* _Goal_
Restate each of the lines below word for word and drop every picture.

····················

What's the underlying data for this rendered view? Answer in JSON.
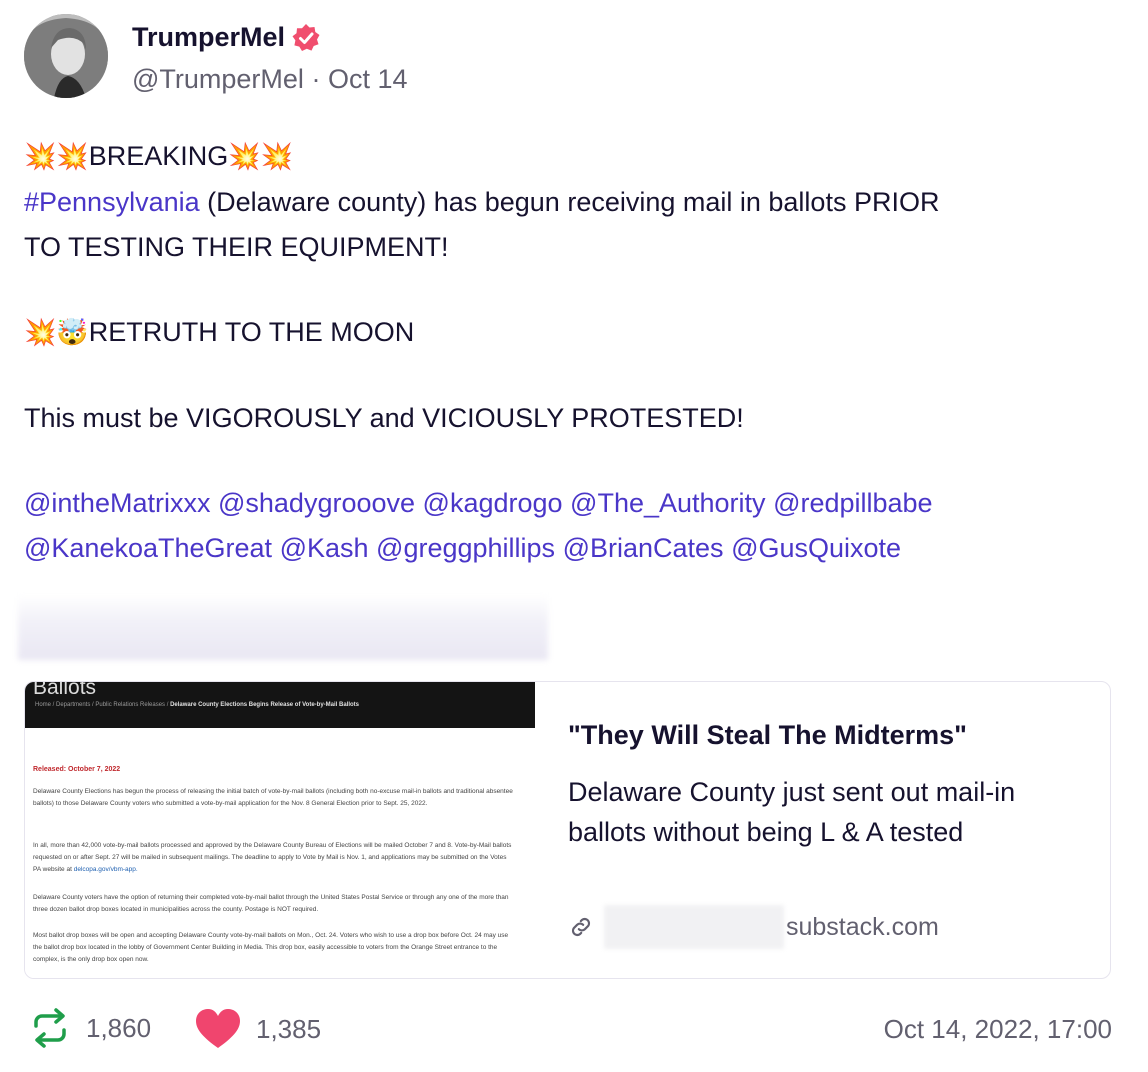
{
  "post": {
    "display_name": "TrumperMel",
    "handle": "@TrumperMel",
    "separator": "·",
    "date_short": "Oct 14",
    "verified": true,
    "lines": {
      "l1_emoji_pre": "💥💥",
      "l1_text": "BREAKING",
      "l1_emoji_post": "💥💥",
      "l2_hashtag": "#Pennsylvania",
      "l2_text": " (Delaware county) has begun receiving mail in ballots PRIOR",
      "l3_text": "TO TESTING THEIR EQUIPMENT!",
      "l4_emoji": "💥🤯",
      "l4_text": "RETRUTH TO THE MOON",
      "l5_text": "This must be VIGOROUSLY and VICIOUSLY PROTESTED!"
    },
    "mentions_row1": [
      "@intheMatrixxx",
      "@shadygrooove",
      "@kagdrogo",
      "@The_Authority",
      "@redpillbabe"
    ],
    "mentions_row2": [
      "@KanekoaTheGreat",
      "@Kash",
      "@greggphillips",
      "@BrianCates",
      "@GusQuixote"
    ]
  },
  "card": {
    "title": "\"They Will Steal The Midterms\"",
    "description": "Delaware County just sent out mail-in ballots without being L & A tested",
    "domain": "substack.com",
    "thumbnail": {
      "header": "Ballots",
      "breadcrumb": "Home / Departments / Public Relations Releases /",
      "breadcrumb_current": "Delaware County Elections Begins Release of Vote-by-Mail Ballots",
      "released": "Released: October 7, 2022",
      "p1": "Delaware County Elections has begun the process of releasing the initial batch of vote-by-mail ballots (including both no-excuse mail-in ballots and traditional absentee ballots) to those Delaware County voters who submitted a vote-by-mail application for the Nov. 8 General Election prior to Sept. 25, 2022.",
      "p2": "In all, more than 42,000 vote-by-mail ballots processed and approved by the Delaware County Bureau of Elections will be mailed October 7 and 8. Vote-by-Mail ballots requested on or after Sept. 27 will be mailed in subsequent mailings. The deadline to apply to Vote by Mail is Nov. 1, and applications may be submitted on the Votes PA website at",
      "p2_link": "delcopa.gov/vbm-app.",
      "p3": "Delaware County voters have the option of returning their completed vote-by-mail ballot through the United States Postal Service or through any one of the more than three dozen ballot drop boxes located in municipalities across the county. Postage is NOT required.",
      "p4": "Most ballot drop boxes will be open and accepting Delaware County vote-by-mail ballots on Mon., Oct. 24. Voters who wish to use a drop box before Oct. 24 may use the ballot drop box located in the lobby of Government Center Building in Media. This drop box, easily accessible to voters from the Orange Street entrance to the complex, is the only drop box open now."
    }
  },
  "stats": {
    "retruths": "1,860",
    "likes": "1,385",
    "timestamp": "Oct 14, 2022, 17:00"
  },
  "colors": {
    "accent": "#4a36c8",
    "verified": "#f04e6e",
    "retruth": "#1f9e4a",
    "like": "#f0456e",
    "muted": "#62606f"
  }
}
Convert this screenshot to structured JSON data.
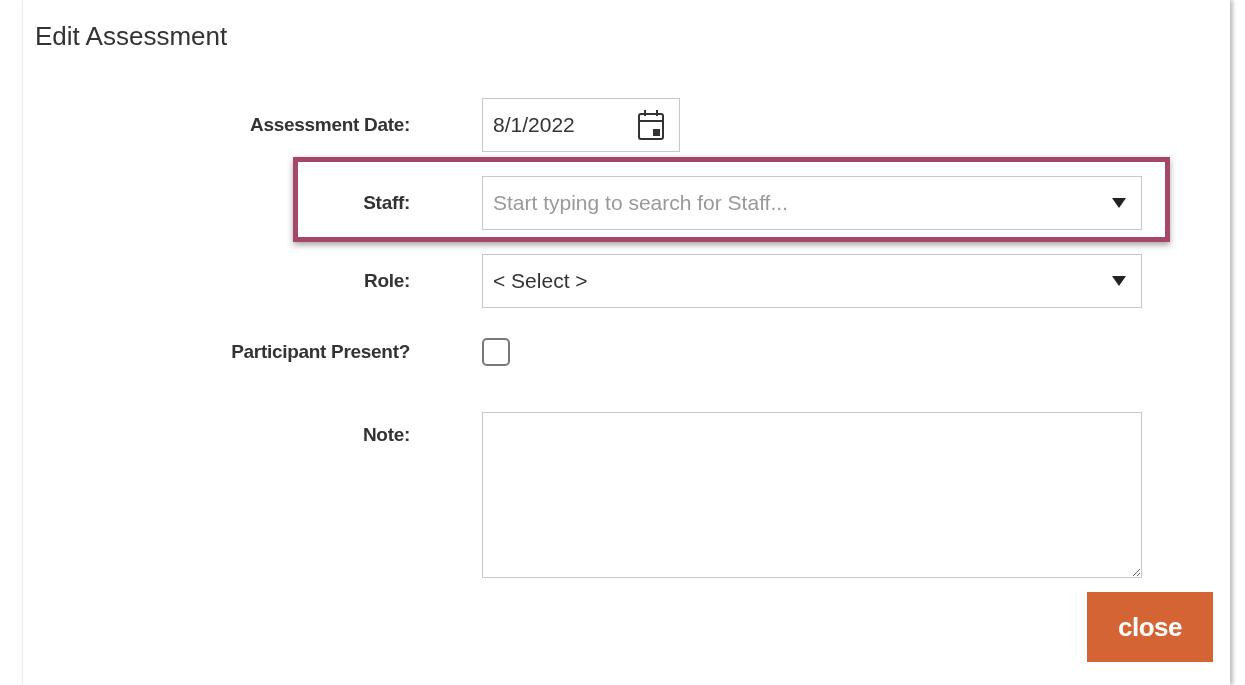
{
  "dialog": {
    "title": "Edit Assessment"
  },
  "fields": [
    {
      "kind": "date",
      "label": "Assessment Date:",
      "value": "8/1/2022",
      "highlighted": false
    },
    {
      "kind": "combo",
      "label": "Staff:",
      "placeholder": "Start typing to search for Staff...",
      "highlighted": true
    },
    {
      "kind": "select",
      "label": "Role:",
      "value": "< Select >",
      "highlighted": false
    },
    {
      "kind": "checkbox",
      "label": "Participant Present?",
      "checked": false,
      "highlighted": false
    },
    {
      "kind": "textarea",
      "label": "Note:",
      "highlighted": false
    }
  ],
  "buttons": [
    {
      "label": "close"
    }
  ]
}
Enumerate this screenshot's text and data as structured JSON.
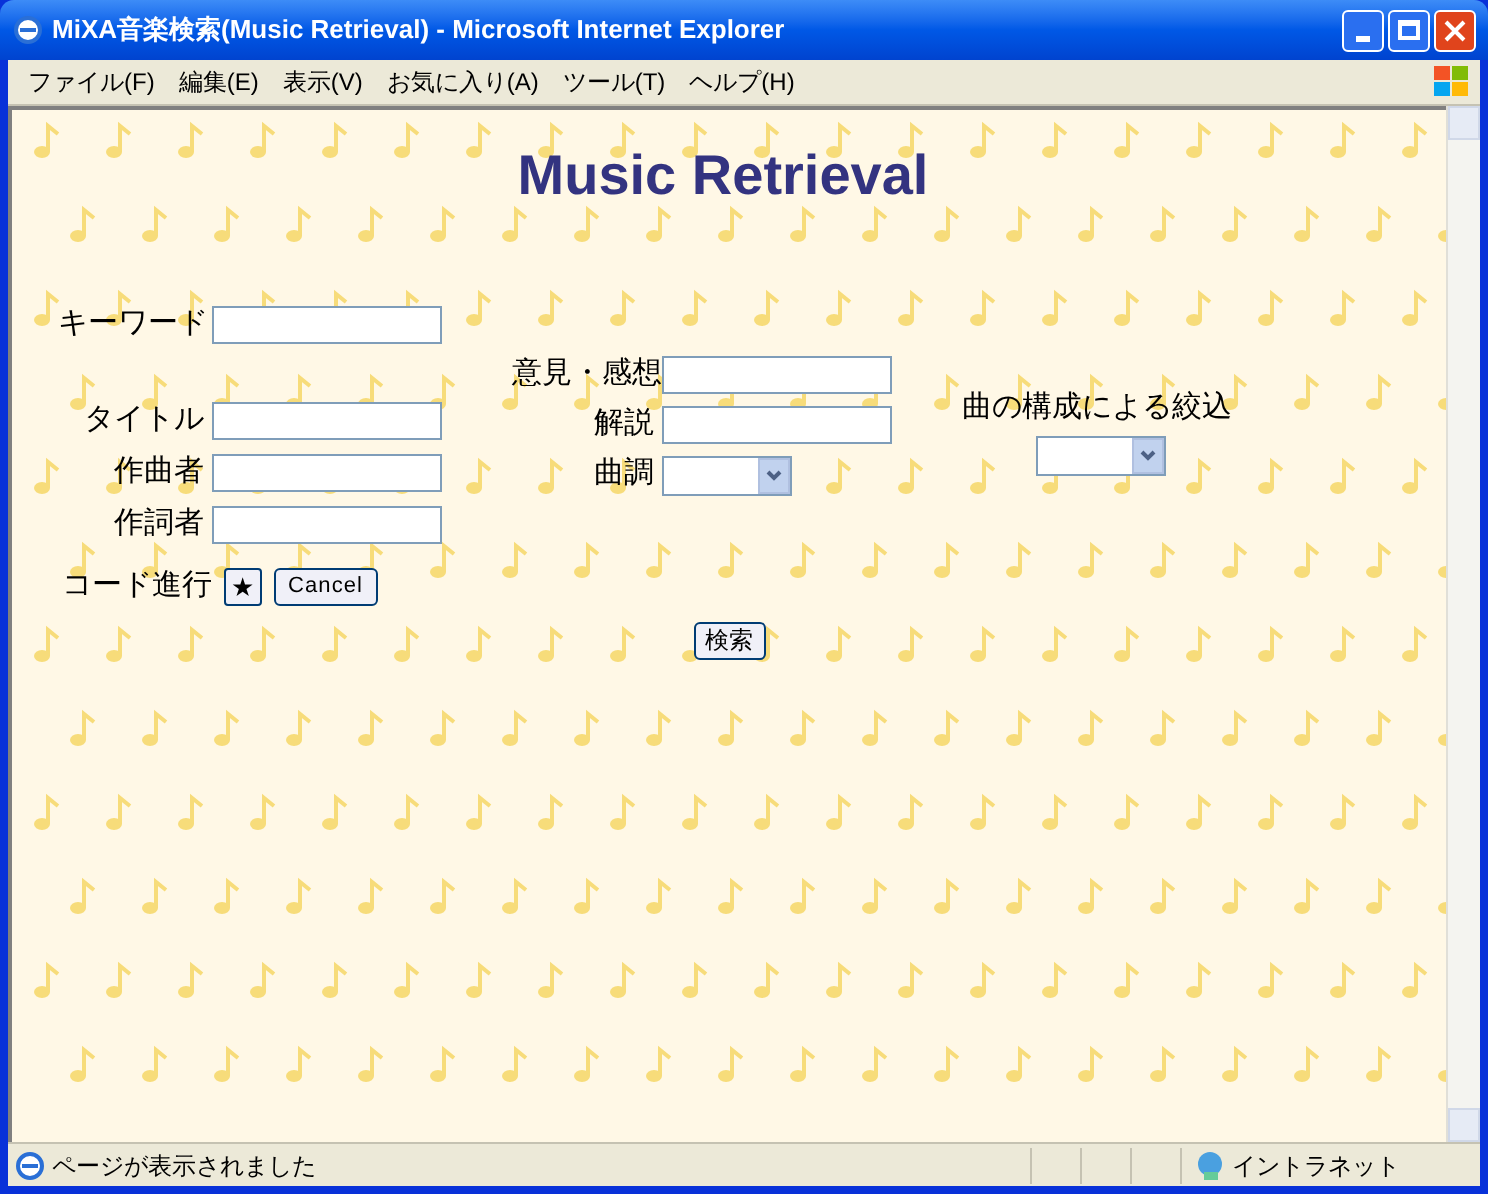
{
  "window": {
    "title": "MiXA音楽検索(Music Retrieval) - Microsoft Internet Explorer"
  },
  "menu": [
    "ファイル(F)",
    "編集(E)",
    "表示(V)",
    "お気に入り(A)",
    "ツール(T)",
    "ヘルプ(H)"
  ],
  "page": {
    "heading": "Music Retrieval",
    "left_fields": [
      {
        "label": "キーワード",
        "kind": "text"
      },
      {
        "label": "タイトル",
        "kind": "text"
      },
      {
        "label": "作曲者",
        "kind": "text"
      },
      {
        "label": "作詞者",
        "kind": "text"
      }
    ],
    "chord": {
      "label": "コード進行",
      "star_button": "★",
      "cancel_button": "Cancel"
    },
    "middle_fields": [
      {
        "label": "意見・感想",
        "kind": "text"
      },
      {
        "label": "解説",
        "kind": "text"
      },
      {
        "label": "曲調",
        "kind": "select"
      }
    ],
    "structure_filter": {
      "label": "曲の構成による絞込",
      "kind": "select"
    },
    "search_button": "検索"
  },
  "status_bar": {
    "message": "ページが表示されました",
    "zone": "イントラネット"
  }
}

····················

* _Solution to this problem_
What's the underlying data for this rendered view? Answer in JSON.
{
  "post": {
    "display_name": "TrumperMel",
    "handle": "@TrumperMel",
    "separator": "·",
    "date_short": "Oct 14",
    "verified": true,
    "lines": {
      "l1_emoji_pre": "💥💥",
      "l1_text": "BREAKING",
      "l1_emoji_post": "💥💥",
      "l2_hashtag": "#Pennsylvania",
      "l2_text": " (Delaware county) has begun receiving mail in ballots PRIOR",
      "l3_text": "TO TESTING THEIR EQUIPMENT!",
      "l4_emoji": "💥🤯",
      "l4_text": "RETRUTH TO THE MOON",
      "l5_text": "This must be VIGOROUSLY and VICIOUSLY PROTESTED!"
    },
    "mentions_row1": [
      "@intheMatrixxx",
      "@shadygrooove",
      "@kagdrogo",
      "@The_Authority",
      "@redpillbabe"
    ],
    "mentions_row2": [
      "@KanekoaTheGreat",
      "@Kash",
      "@greggphillips",
      "@BrianCates",
      "@GusQuixote"
    ]
  },
  "card": {
    "title": "\"They Will Steal The Midterms\"",
    "description": "Delaware County just sent out mail-in ballots without being L & A tested",
    "domain": "substack.com",
    "thumbnail": {
      "header": "Ballots",
      "breadcrumb": "Home / Departments / Public Relations Releases /",
      "breadcrumb_current": "Delaware County Elections Begins Release of Vote-by-Mail Ballots",
      "released": "Released: October 7, 2022",
      "p1": "Delaware County Elections has begun the process of releasing the initial batch of vote-by-mail ballots (including both no-excuse mail-in ballots and traditional absentee ballots) to those Delaware County voters who submitted a vote-by-mail application for the Nov. 8 General Election prior to Sept. 25, 2022.",
      "p2": "In all, more than 42,000 vote-by-mail ballots processed and approved by the Delaware County Bureau of Elections will be mailed October 7 and 8. Vote-by-Mail ballots requested on or after Sept. 27 will be mailed in subsequent mailings. The deadline to apply to Vote by Mail is Nov. 1, and applications may be submitted on the Votes PA website at",
      "p2_link": "delcopa.gov/vbm-app.",
      "p3": "Delaware County voters have the option of returning their completed vote-by-mail ballot through the United States Postal Service or through any one of the more than three dozen ballot drop boxes located in municipalities across the county. Postage is NOT required.",
      "p4": "Most ballot drop boxes will be open and accepting Delaware County vote-by-mail ballots on Mon., Oct. 24. Voters who wish to use a drop box before Oct. 24 may use the ballot drop box located in the lobby of Government Center Building in Media. This drop box, easily accessible to voters from the Orange Street entrance to the complex, is the only drop box open now."
    }
  },
  "stats": {
    "retruths": "1,860",
    "likes": "1,385",
    "timestamp": "Oct 14, 2022, 17:00"
  },
  "colors": {
    "accent": "#4a36c8",
    "verified": "#f04e6e",
    "retruth": "#1f9e4a",
    "like": "#f0456e",
    "muted": "#62606f"
  }
}
Convert this screenshot to structured JSON data.
{
  "dialog": {
    "title": "Edit Assessment"
  },
  "fields": [
    {
      "kind": "date",
      "label": "Assessment Date:",
      "value": "8/1/2022",
      "highlighted": false
    },
    {
      "kind": "combo",
      "label": "Staff:",
      "placeholder": "Start typing to search for Staff...",
      "highlighted": true
    },
    {
      "kind": "select",
      "label": "Role:",
      "value": "< Select >",
      "highlighted": false
    },
    {
      "kind": "checkbox",
      "label": "Participant Present?",
      "checked": false,
      "highlighted": false
    },
    {
      "kind": "textarea",
      "label": "Note:",
      "highlighted": false
    }
  ],
  "buttons": [
    {
      "label": "close"
    }
  ]
}
Enumerate this screenshot's text and data as structured JSON.
{
  "window": {
    "title": "MiXA音楽検索(Music Retrieval) - Microsoft Internet Explorer"
  },
  "menu": [
    "ファイル(F)",
    "編集(E)",
    "表示(V)",
    "お気に入り(A)",
    "ツール(T)",
    "ヘルプ(H)"
  ],
  "page": {
    "heading": "Music Retrieval",
    "left_fields": [
      {
        "label": "キーワード",
        "kind": "text"
      },
      {
        "label": "タイトル",
        "kind": "text"
      },
      {
        "label": "作曲者",
        "kind": "text"
      },
      {
        "label": "作詞者",
        "kind": "text"
      }
    ],
    "chord": {
      "label": "コード進行",
      "star_button": "★",
      "cancel_button": "Cancel"
    },
    "middle_fields": [
      {
        "label": "意見・感想",
        "kind": "text"
      },
      {
        "label": "解説",
        "kind": "text"
      },
      {
        "label": "曲調",
        "kind": "select"
      }
    ],
    "structure_filter": {
      "label": "曲の構成による絞込",
      "kind": "select"
    },
    "search_button": "検索"
  },
  "status_bar": {
    "message": "ページが表示されました",
    "zone": "イントラネット"
  }
}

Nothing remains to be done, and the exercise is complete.